# Tarefa proposta 1
Na crítica sobre o livro de Britney Spears, liste tudo o que o pai ditava à cantora depois de se declarar "Britney Spears".

Diante do exposto, vamos para as tais temporadas na qual dividi o livro?
A temporada envolvendo o seu pai é a mais longa de todo o livro, esticaria esta crítica por longínquas páginas, mas ao planejar o texto, a minha proposta foi ser sucinto, haja vista a explicitação do caso na mídia nos últimos anos, algo de conhecimento geral até mesmo para aqueles que não consomem Britney Spears enquanto entretenimento. Em sua infância e adolescência, a cantora teve que lidar com um pai muito duro não apenas com ela, mas com a sua mãe e seu irmão. Criado num regime praticamente militar, Jamie Spears não era apenas rigoroso, mas um homem grosseiro, fruto do seu tempo. Bebia muito, não conseguia se fixar em um trabalho, vivia agredindo verbalmente a matriarca da família, dentre outras situações tão corriqueiras nas trajetórias de muitas pessoas neste nosso mundo. Depois do auge da filha, Jamie não precisava mais se preocupar com finanças. Segundo a artista, ele a transformou numa máquina de fazer dinheiro, responsável por trazer sustento e tranquilidade para todos que gravitavam em torno de seu sucesso. Eram shows em excesso, turnês longas, poucas pausas e muita cobrança. Fenômeno mundial, Britney Spears não conseguia gozar dos privilégios de ser uma das mulheres mais famosas do planeta. Na verdade, vivia enclausurada e perseguida constantemente, onde quer que fosse, ainda no começo de sua jornada, numa época em que ela mesma não entendia tudo aquilo que acontecia em sua vida.
Ainda sobre a relação com o pai, depois da interdição, seguida da curatela, um processo que durou longos 13 anos, Jamie se intitulo Britney Spears. Ele disse: “eu sou Britney Spears agora”. Com isso, ditava tudo: com o que ela poderia ou não se alimentar, quais músicas estariam ou não em seus espetáculos, amigos que seriam visitados, dinheiro na conta para consumo básico, dentre tantas outras coisas. Foi internada forçadamente por diversas vezes, obrigada a frequentar reuniões do AA mesmo sem consumir uma gota de álcool e examinada em dinâmicas periódicas abusivas: a cantora denuncia que o seu pai era contraditório, pois se ela andava realmente tão desgastada e sem condições de assumir a sua própria vida, por quais motivos era colocada para trabalhar tanto? Por que tantos shows em Las Vegas? Qual a explicação para inserção em programas, entrevistas e outras participações sem que a artista tivesse o mínimo de desejo de realizar. A maneira como Britney Spears conta tudo isso nos faz lembrar filmes distópicos, haja vista a crueldade exercida não apenas pelo pai, o mentor de tudo isso, mas também da passividade agressiva de sua mãe e sua irmã. Independe de termos, caro leitor, dois lados em qualquer história, é realmente estranho contemplar uma mulher considerada no fundo do poço tendo que realizar tantas coisas laborais num espaço de tempo em que deveria estar afastada de tudo, cuidando de si para alcançar a libertação. Olhando com distanciamento, sem se contaminar com as costumeiras teorias conspiratórias dos fãs, é tudo muito paradoxal, estranho, o que permite ao livro de Britney Spears o status de relato imbuído de veracidade.

# Tarefa proposta 2
Transforme em uma tabela Markdown com as colunas Nº e Linha as linhas de dados que vão da que contém "contour-label: 5760: [251, 225, 282, 240]" até a que contém "blob-negative-core: [105, 187, 129, 197]", incluindo ambas. Numere cada linha e deixe de fora as linhas em branco.

# Linhas de dados
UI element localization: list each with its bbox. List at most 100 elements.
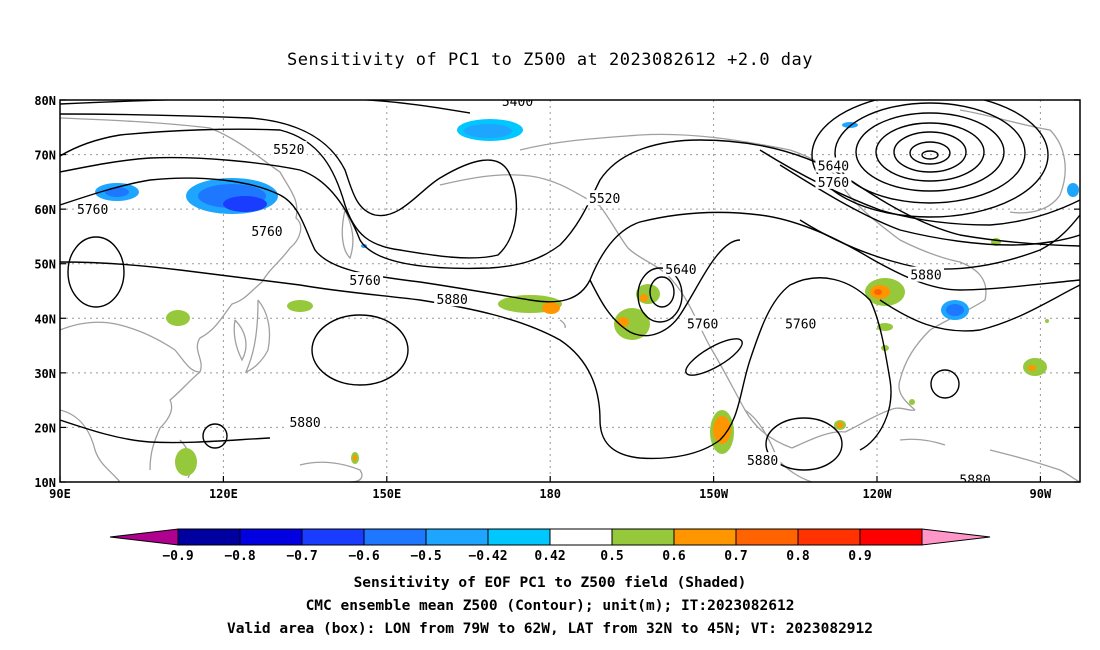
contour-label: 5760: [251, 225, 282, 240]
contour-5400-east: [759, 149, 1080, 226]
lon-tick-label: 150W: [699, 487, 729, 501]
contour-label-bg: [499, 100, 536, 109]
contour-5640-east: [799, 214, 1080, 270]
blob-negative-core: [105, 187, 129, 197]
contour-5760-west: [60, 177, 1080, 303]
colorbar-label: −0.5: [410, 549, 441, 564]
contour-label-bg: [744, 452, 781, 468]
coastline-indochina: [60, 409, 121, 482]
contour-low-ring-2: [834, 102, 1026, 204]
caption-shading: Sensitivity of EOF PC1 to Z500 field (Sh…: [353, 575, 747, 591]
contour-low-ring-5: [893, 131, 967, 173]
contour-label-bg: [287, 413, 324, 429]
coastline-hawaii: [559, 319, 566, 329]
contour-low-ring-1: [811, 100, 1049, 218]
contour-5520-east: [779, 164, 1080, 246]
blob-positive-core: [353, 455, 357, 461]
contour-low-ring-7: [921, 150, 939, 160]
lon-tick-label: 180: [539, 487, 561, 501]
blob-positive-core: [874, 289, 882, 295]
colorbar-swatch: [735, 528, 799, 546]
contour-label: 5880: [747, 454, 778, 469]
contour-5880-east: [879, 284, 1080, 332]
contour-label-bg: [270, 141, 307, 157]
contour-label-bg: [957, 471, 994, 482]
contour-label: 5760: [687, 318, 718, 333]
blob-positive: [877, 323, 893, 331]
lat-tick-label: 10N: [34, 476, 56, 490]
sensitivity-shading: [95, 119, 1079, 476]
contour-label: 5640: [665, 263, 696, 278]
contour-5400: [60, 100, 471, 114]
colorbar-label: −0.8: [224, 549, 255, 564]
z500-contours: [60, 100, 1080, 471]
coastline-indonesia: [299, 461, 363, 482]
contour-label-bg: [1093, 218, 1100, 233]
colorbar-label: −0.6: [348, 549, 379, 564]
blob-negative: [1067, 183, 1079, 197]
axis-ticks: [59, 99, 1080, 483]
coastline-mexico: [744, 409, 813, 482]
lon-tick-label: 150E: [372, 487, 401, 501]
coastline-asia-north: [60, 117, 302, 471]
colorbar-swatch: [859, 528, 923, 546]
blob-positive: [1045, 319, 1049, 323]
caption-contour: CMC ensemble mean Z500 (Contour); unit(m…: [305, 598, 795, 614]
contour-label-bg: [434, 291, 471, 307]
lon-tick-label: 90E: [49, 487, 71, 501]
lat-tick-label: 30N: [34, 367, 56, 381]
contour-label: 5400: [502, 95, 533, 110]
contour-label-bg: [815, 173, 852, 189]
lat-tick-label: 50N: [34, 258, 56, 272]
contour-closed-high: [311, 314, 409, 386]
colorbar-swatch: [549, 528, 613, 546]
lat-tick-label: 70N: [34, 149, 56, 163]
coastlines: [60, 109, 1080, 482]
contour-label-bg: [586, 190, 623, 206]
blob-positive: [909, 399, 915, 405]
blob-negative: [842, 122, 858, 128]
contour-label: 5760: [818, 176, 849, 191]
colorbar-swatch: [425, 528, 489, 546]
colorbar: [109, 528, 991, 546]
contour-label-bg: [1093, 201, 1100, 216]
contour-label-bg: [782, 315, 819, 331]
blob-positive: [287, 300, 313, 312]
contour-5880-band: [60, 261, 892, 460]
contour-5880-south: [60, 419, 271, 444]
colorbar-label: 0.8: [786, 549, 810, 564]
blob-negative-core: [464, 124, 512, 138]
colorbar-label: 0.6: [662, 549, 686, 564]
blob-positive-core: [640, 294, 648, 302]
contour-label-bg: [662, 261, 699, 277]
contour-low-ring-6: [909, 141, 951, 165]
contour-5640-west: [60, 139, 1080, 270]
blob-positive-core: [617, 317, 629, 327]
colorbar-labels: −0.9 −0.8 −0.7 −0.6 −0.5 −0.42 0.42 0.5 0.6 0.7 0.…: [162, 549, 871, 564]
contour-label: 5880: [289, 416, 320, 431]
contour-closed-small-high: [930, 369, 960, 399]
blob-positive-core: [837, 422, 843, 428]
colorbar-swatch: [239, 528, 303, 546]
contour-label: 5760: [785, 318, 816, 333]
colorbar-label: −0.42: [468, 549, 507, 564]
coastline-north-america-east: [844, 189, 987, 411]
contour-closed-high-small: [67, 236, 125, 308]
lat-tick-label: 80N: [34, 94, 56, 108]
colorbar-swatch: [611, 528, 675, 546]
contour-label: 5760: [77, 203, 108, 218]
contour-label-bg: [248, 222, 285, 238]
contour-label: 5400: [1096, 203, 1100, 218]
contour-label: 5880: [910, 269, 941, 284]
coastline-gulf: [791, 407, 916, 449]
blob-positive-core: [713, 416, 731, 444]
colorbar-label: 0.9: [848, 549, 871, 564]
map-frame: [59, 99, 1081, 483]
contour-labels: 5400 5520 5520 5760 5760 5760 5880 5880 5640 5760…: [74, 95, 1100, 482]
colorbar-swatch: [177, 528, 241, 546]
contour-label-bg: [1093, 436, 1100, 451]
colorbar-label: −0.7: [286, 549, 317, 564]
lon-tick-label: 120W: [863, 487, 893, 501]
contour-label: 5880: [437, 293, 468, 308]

# Resposta da tarefa 1
- Com o que ela poderia ou não se alimentar
- Quais músicas estariam ou não em seus espetáculos
- Amigos que seriam visitados
- Dinheiro na conta para consumo básico

# Resposta da tarefa 2
| Nº | Linha |
|---|---|
| 1 | contour-label: 5760: [251, 225, 282, 240] |
| 2 | contour-5400-east: [759, 149, 1080, 226] |
| 3 | lon-tick-label: 150W: [699, 487, 729, 501] |
| 4 | contour-label-bg: [499, 100, 536, 109] |
| 5 | contour-5640-east: [799, 214, 1080, 270] |
| 6 | blob-negative-core: [105, 187, 129, 197] |